▶ **Work instructions**:
**A)** In the passage on great design, list every group the writer claims membership in after the words "I belong to the." Give each group without the word "spectrum."
**B)** Render the sentence "It’s hard to design a great product for a market." from the passage on great design into Spanish.
**C)** Carry on the passage about great design, starting after its final sentence.

I think really great design means the most appropriate solution for the broadest segment of customers. It’s easy to design a great product for a person. It’s hard to design a great product for a market. Which is better for society?

Appropriate solution for the broadest segment sounds to me more like an approximate solution for the statistical spectrum of groups of people…

I belong to the Male spectrum
I belong to the 18-28 yrs of age spectrum
I belong to the Mexican American spectrum
I belong to the child of Durangense/Zacatecano Immigrants spectrum
I belong to the Low Middle Class spectrum
I belong to the Very much in debt white collar working class who came from blue collar parents
I belong to the Generation of Sesame Street, Transformers, TMNT, Gangs, Rap, and College Graduate Spectrum.

My point is I am not just a person, I wear many different hats and many different faces, I belong to more cultures and subcultures than I can count on my hands…People are not Broad…they are Diverse…We are diverse…

So maybe Great Design is a solution that can adapt to or grow with a person .

▶ **Stored data entries**:

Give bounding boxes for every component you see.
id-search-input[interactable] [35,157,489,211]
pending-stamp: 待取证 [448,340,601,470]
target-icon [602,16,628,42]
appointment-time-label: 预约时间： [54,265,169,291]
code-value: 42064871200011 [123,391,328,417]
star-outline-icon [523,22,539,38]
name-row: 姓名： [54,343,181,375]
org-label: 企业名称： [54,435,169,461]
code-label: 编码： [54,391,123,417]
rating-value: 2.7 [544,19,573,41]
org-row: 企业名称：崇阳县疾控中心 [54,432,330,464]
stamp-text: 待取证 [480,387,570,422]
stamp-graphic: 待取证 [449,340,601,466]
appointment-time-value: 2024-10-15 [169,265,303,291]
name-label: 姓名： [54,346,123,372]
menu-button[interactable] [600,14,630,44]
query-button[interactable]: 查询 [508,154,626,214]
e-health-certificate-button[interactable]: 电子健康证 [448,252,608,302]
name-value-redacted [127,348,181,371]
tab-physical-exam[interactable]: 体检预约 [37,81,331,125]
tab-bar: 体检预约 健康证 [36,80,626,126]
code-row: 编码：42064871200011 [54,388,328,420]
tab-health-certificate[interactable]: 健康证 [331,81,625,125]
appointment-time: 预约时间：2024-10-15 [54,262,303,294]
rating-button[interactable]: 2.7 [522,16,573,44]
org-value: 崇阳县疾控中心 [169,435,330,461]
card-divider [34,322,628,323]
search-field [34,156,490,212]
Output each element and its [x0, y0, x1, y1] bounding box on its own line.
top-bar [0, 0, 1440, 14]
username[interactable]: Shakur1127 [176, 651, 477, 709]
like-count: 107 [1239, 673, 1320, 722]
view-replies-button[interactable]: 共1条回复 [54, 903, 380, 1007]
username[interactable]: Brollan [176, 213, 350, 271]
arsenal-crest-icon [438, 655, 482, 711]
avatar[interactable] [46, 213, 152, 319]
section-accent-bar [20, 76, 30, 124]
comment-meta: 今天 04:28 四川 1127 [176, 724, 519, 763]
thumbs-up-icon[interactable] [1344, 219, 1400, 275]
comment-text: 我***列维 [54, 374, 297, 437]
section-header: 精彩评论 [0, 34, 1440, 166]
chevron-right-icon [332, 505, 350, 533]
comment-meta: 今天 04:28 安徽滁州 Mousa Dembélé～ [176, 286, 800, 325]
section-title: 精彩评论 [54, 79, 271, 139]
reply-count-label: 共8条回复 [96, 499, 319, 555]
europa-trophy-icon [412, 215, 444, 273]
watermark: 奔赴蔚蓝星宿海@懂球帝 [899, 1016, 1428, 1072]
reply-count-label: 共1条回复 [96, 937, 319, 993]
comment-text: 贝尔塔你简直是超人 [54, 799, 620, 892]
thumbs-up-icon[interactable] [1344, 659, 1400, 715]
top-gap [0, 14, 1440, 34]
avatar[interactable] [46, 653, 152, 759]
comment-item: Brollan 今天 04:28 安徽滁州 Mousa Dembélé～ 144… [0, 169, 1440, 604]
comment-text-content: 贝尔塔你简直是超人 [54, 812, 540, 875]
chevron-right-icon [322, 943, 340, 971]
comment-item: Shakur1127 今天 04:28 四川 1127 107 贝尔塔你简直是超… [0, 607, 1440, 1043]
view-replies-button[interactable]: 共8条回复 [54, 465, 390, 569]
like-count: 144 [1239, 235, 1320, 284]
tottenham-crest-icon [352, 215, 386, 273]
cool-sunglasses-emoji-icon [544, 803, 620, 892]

▶ **List of answers**:
**A)**
- Male
- 18-28 yrs of age
- Mexican American
- child of Durangense/Zacatecano Immigrants
- Low Middle Class
- Very much in debt white collar working class who came from blue collar parents
- Generation of Sesame Street, Transformers, TMNT, Gangs, Rap, and College Graduate

**B)** Es difícil diseñar un gran producto para un mercado.

**C)**
Its hard to design a great product for a market because great products are only great at creating a market…
Its hard to create a market…sounds more like it.
Have Markets become about what we want…and not what we need?

It is easy to create a great product just for me…or for you…
so isn’t this what we should be aiming for? is this the easy route?


(I apologize…if any of this is confusing…I’m not trying to say what’s right…but creating a discussion about our current situation as designers)

Why dismiss DIY so quick? Sure you may think DIY puts designers out of business, but rather I propose that it demands a new solution to a different problem for design.

Instead of designers working towards “solving” the problem, isnt the challenge of DIY for designers of how to frame the problem and enable the solution?

A different mindset, but no doubt know in the age of ReadyMade and 3D printers, something that should be thought of more carefully before it takes the industry by surprise.

just look at the catch-up act now played by the big music/movie industry that was always so protective of the process now in light of GarageBand and YouTube.

I would think the creativity of product designers would certainly be better served to recognize the need for control and creation in DIY rather than to ignore it.

And certainly there are lots better solutions to designed DIY out there I believe than painting your sneakers or picking colors/patterns for a Smart car body panel…

R

The factory could buy multiple fabric patterns and colors and create a diverse line of product looks.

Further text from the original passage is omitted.